### Requirements:
Return all of the entries exactly, with nothing added or left out.

##### Records for processing

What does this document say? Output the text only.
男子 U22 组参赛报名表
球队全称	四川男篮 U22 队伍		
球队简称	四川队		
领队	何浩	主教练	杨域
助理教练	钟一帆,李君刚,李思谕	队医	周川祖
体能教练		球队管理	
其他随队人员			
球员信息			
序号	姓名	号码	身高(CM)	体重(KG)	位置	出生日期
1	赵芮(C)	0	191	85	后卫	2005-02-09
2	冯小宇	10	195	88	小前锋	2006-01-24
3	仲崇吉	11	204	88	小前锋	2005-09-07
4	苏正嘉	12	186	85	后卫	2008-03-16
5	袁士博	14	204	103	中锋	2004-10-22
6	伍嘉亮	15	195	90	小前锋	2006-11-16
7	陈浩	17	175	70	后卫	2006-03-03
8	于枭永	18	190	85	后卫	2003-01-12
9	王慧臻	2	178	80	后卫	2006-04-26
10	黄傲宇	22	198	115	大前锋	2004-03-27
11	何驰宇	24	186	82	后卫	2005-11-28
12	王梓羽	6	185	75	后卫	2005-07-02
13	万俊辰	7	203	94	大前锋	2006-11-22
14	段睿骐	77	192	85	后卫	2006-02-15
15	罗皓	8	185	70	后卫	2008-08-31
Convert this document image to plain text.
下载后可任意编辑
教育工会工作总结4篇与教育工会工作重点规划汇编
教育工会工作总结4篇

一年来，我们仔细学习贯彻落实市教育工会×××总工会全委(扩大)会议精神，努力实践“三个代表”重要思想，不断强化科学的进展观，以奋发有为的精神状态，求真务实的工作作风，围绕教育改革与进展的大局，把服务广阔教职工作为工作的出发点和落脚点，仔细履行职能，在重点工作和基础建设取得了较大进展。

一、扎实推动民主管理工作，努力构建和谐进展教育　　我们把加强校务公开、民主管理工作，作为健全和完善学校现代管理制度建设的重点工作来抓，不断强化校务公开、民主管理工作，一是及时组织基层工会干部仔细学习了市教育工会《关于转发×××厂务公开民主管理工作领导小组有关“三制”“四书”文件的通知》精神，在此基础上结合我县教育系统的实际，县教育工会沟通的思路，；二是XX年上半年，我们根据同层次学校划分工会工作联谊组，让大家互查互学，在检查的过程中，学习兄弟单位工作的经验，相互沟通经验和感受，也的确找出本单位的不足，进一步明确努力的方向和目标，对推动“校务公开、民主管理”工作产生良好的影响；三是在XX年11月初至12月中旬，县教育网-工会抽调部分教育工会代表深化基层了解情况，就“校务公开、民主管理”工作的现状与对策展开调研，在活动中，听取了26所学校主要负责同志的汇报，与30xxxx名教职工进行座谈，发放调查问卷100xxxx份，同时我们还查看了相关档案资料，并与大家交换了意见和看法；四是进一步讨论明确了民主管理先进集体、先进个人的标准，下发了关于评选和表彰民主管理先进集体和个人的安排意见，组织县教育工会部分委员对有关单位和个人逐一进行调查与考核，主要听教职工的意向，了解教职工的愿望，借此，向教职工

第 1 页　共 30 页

##########

### Complete response:
What does this document say? Output the text only.
男子 U22 组参赛报名表
球队全称	四川男篮 U22 队伍		
球队简称	四川队		
领队	何浩	主教练	杨域
助理教练	钟一帆,李君刚,李思谕	队医	周川祖
体能教练		球队管理	
其他随队人员			
球员信息			
序号	姓名	号码	身高(CM)	体重(KG)	位置	出生日期
1	赵芮(C)	0	191	85	后卫	2005-02-09
2	冯小宇	10	195	88	小前锋	2006-01-24
3	仲崇吉	11	204	88	小前锋	2005-09-07
4	苏正嘉	12	186	85	后卫	2008-03-16
5	袁士博	14	204	103	中锋	2004-10-22
6	伍嘉亮	15	195	90	小前锋	2006-11-16
7	陈浩	17	175	70	后卫	2006-03-03
8	于枭永	18	190	85	后卫	2003-01-12
9	王慧臻	2	178	80	后卫	2006-04-26
10	黄傲宇	22	198	115	大前锋	2004-03-27
11	何驰宇	24	186	82	后卫	2005-11-28
12	王梓羽	6	185	75	后卫	2005-07-02
13	万俊辰	7	203	94	大前锋	2006-11-22
14	段睿骐	77	192	85	后卫	2006-02-15
15	罗皓	8	185	70	后卫	2008-08-31
Convert this document image to plain text.
下载后可任意编辑
教育工会工作总结4篇与教育工会工作重点规划汇编
教育工会工作总结4篇

一年来，我们仔细学习贯彻落实市教育工会×××总工会全委(扩大)会议精神，努力实践“三个代表”重要思想，不断强化科学的进展观，以奋发有为的精神状态，求真务实的工作作风，围绕教育改革与进展的大局，把服务广阔教职工作为工作的出发点和落脚点，仔细履行职能，在重点工作和基础建设取得了较大进展。

一、扎实推动民主管理工作，努力构建和谐进展教育　　我们把加强校务公开、民主管理工作，作为健全和完善学校现代管理制度建设的重点工作来抓，不断强化校务公开、民主管理工作，一是及时组织基层工会干部仔细学习了市教育工会《关于转发×××厂务公开民主管理工作领导小组有关“三制”“四书”文件的通知》精神，在此基础上结合我县教育系统的实际，县教育工会沟通的思路，；二是XX年上半年，我们根据同层次学校划分工会工作联谊组，让大家互查互学，在检查的过程中，学习兄弟单位工作的经验，相互沟通经验和感受，也的确找出本单位的不足，进一步明确努力的方向和目标，对推动“校务公开、民主管理”工作产生良好的影响；三是在XX年11月初至12月中旬，县教育网-工会抽调部分教育工会代表深化基层了解情况，就“校务公开、民主管理”工作的现状与对策展开调研，在活动中，听取了26所学校主要负责同志的汇报，与30xxxx名教职工进行座谈，发放调查问卷100xxxx份，同时我们还查看了相关档案资料，并与大家交换了意见和看法；四是进一步讨论明确了民主管理先进集体、先进个人的标准，下发了关于评选和表彰民主管理先进集体和个人的安排意见，组织县教育工会部分委员对有关单位和个人逐一进行调查与考核，主要听教职工的意向，了解教职工的愿望，借此，向教职工

第 1 页　共 30 页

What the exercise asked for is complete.